= DO THIS =
Copy the data that follows, character for character, minus the pictures.

= MATERIAL SUPPLIED =
* * *
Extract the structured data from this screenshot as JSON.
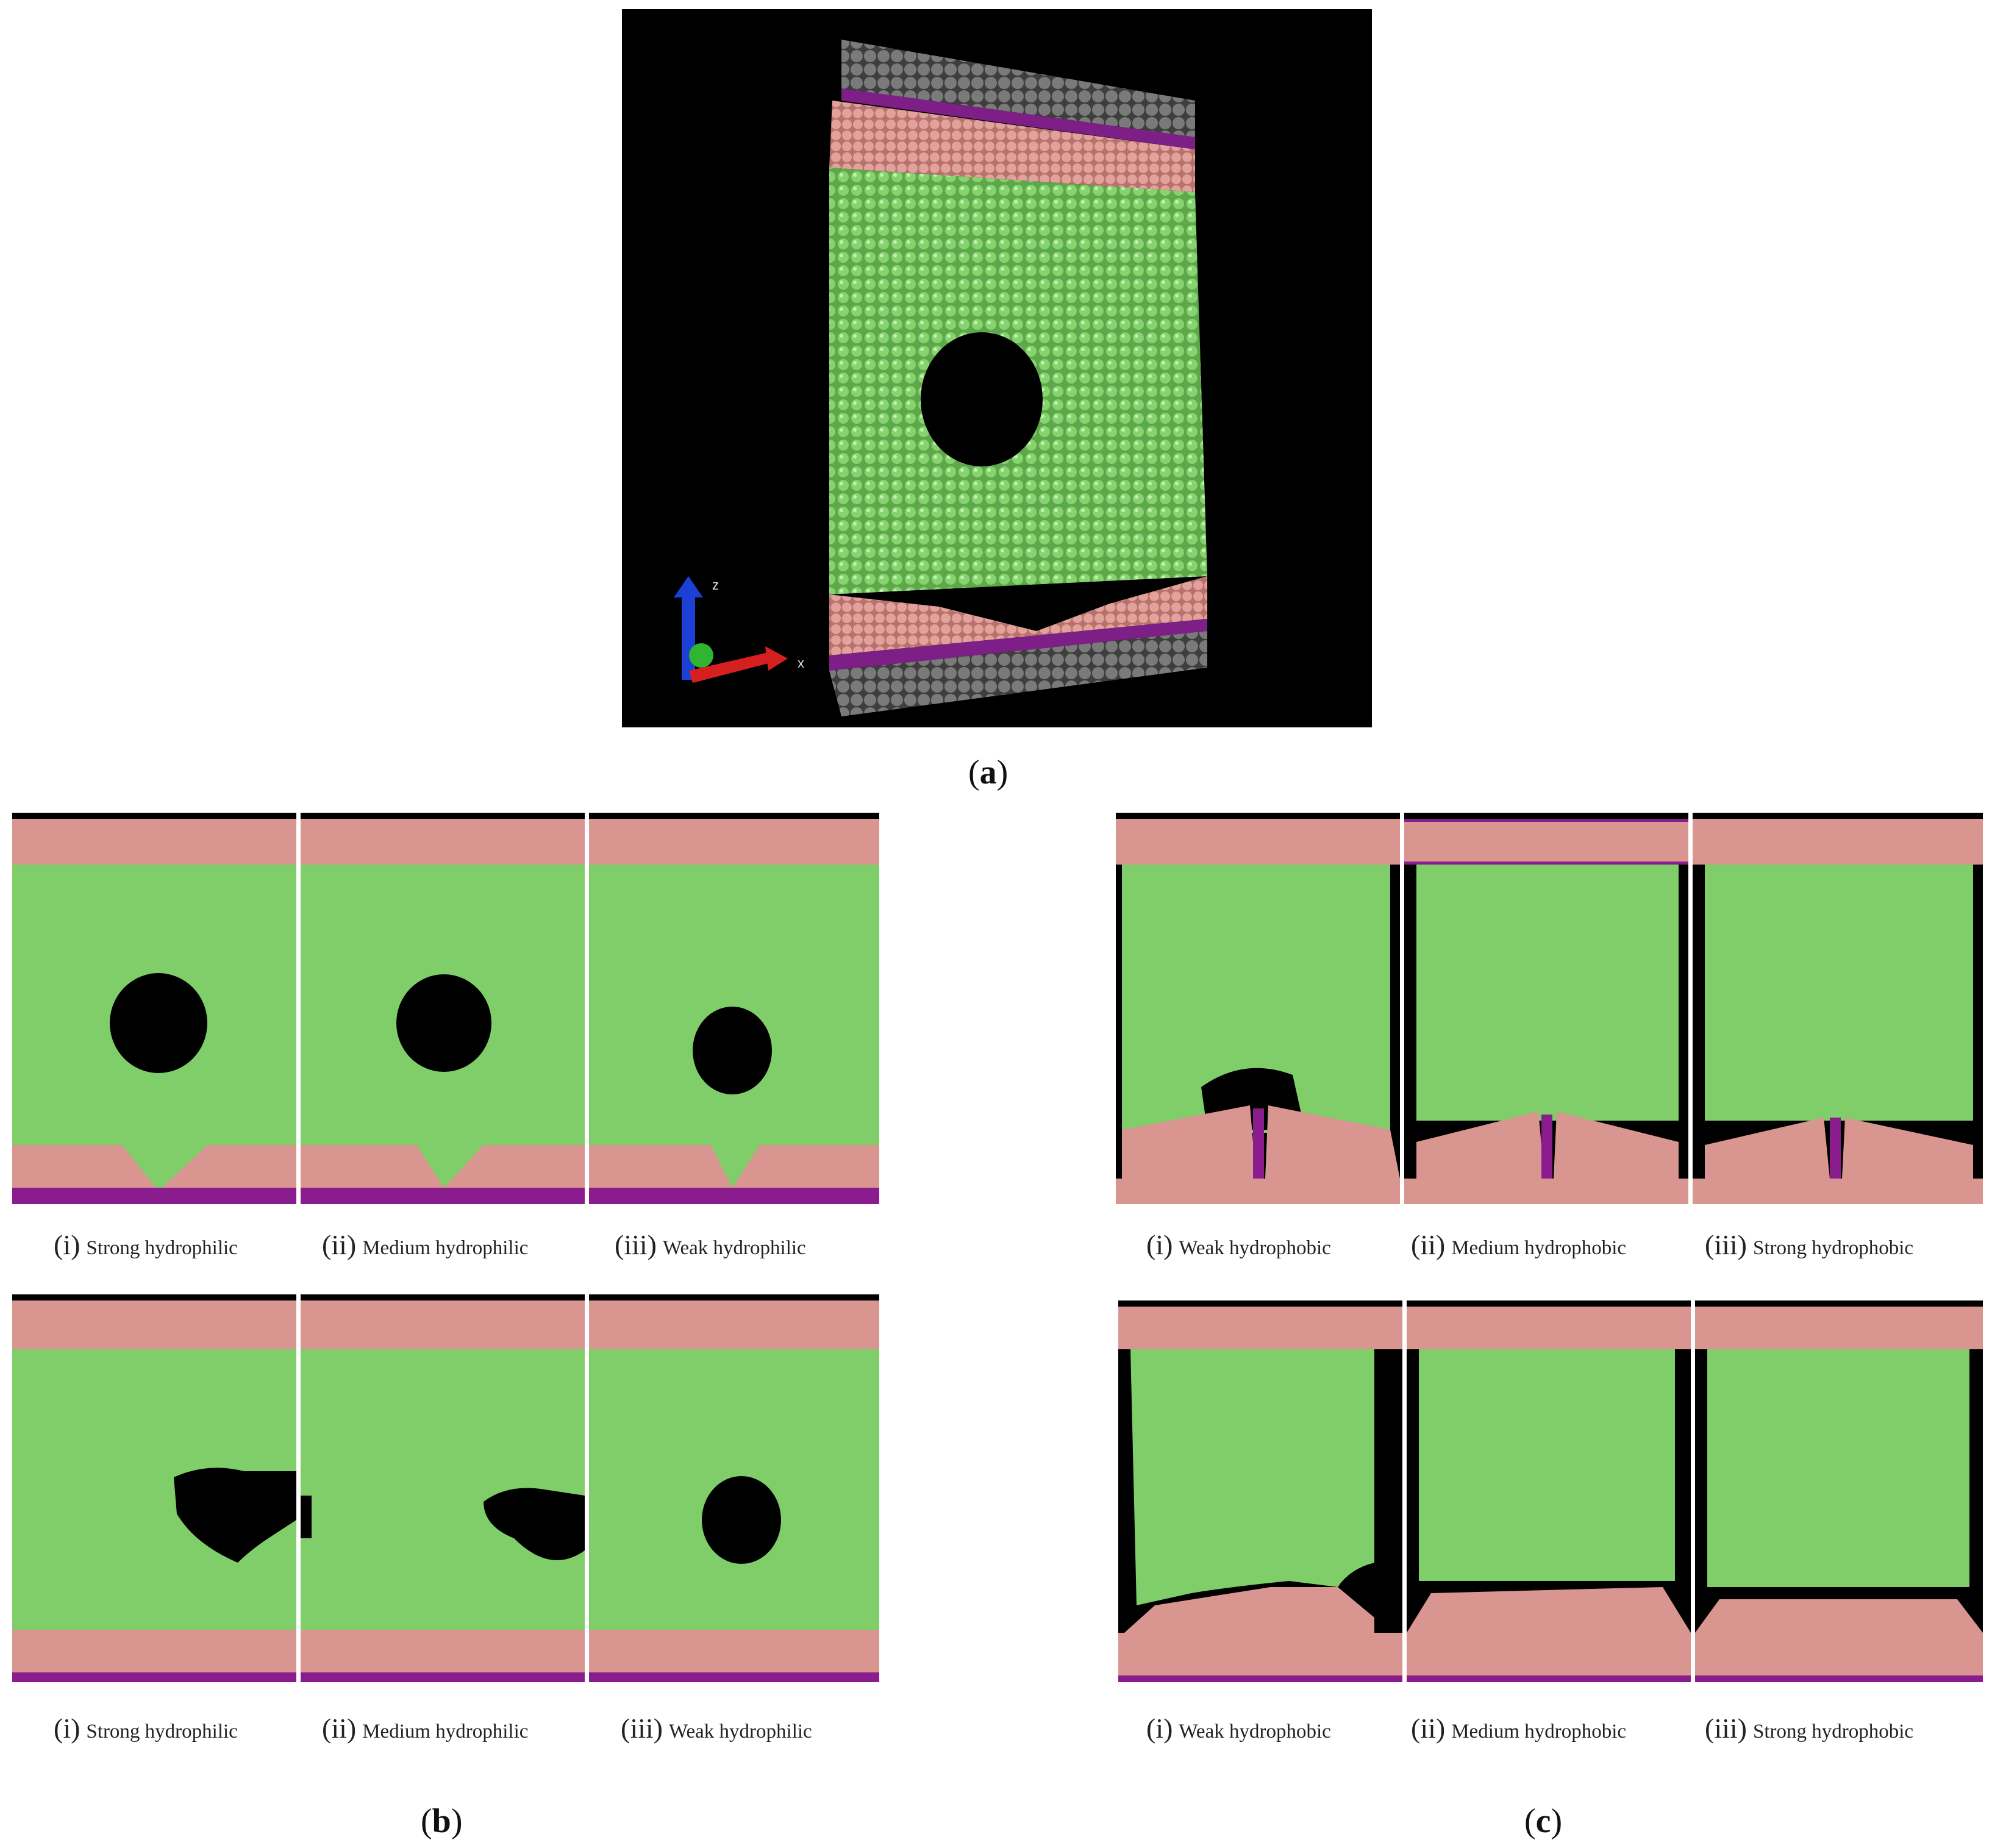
{
  "figure_labels": {
    "a": {
      "open": "(",
      "letter": "a",
      "close": ")"
    },
    "b": {
      "open": "(",
      "letter": "b",
      "close": ")"
    },
    "c": {
      "open": "(",
      "letter": "c",
      "close": ")"
    }
  },
  "axis_triad": {
    "z": "z",
    "x": "x"
  },
  "panel_b": {
    "row1": [
      {
        "num": "(i)",
        "text": "Strong hydrophilic"
      },
      {
        "num": "(ii)",
        "text": "Medium hydrophilic"
      },
      {
        "num": "(iii)",
        "text": "Weak hydrophilic"
      }
    ],
    "row2": [
      {
        "num": "(i)",
        "text": "Strong hydrophilic"
      },
      {
        "num": "(ii)",
        "text": "Medium hydrophilic"
      },
      {
        "num": "(iii)",
        "text": "Weak hydrophilic"
      }
    ]
  },
  "panel_c": {
    "row1": [
      {
        "num": "(i)",
        "text": "Weak hydrophobic"
      },
      {
        "num": "(ii)",
        "text": "Medium hydrophobic"
      },
      {
        "num": "(iii)",
        "text": "Strong hydrophobic"
      }
    ],
    "row2": [
      {
        "num": "(i)",
        "text": "Weak hydrophobic"
      },
      {
        "num": "(ii)",
        "text": "Medium hydrophobic"
      },
      {
        "num": "(iii)",
        "text": "Strong hydrophobic"
      }
    ]
  },
  "colors": {
    "background": "#000000",
    "fluid_atoms": "#7fce6a",
    "wall_atoms": "#d99590",
    "interface_layer": "#8a1c8e",
    "outer_layer": "#6e6e6e",
    "axis_z": "#1c3fd6",
    "axis_x": "#d62020",
    "axis_y": "#2fb52f"
  }
}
* * *
= EXERCISE OUTPUT =
Extract the structured data from this screenshot as JSON.
{
  "figure_labels": {
    "a": {
      "open": "(",
      "letter": "a",
      "close": ")"
    },
    "b": {
      "open": "(",
      "letter": "b",
      "close": ")"
    },
    "c": {
      "open": "(",
      "letter": "c",
      "close": ")"
    }
  },
  "axis_triad": {
    "z": "z",
    "x": "x"
  },
  "panel_b": {
    "row1": [
      {
        "num": "(i)",
        "text": "Strong hydrophilic"
      },
      {
        "num": "(ii)",
        "text": "Medium hydrophilic"
      },
      {
        "num": "(iii)",
        "text": "Weak hydrophilic"
      }
    ],
    "row2": [
      {
        "num": "(i)",
        "text": "Strong hydrophilic"
      },
      {
        "num": "(ii)",
        "text": "Medium hydrophilic"
      },
      {
        "num": "(iii)",
        "text": "Weak hydrophilic"
      }
    ]
  },
  "panel_c": {
    "row1": [
      {
        "num": "(i)",
        "text": "Weak hydrophobic"
      },
      {
        "num": "(ii)",
        "text": "Medium hydrophobic"
      },
      {
        "num": "(iii)",
        "text": "Strong hydrophobic"
      }
    ],
    "row2": [
      {
        "num": "(i)",
        "text": "Weak hydrophobic"
      },
      {
        "num": "(ii)",
        "text": "Medium hydrophobic"
      },
      {
        "num": "(iii)",
        "text": "Strong hydrophobic"
      }
    ]
  },
  "colors": {
    "background": "#000000",
    "fluid_atoms": "#7fce6a",
    "wall_atoms": "#d99590",
    "interface_layer": "#8a1c8e",
    "outer_layer": "#6e6e6e",
    "axis_z": "#1c3fd6",
    "axis_x": "#d62020",
    "axis_y": "#2fb52f"
  }
}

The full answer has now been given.